What to do. Select, from the material below, each line with "will" in it.

═════ Items

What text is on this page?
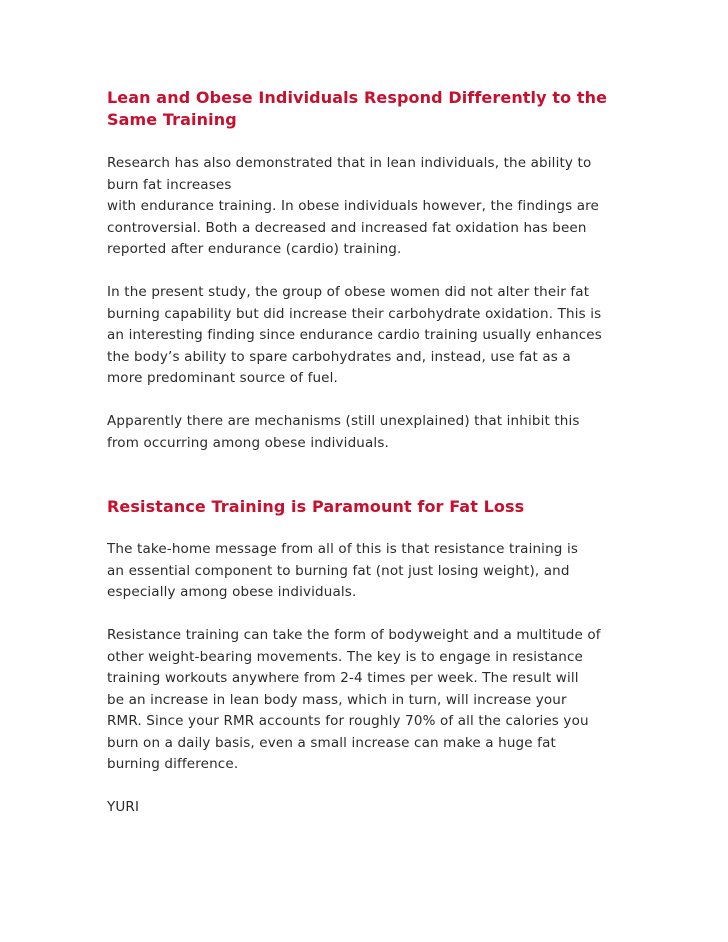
Lean and Obese Individuals Respond Differently to the
Same Training

Research has also demonstrated that in lean individuals, the ability to
burn fat increases
with endurance training. In obese individuals however, the findings are
controversial. Both a decreased and increased fat oxidation has been
reported after endurance (cardio) training.

In the present study, the group of obese women did not alter their fat
burning capability but did increase their carbohydrate oxidation. This is
an interesting finding since endurance cardio training usually enhances
the body’s ability to spare carbohydrates and, instead, use fat as a
more predominant source of fuel.

Apparently there are mechanisms (still unexplained) that inhibit this
from occurring among obese individuals.

Resistance Training is Paramount for Fat Loss

The take-home message from all of this is that resistance training is
an essential component to burning fat (not just losing weight), and
especially among obese individuals.

Resistance training can take the form of bodyweight and a multitude of
other weight-bearing movements. The key is to engage in resistance
training workouts anywhere from 2-4 times per week. The result will
be an increase in lean body mass, which in turn, will increase your
RMR. Since your RMR accounts for roughly 70% of all the calories you
burn on a daily basis, even a small increase can make a huge fat
burning difference.

YURI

══════════

The solution.
training workouts anywhere from 2-4 times per week. The result will
be an increase in lean body mass, which in turn, will increase your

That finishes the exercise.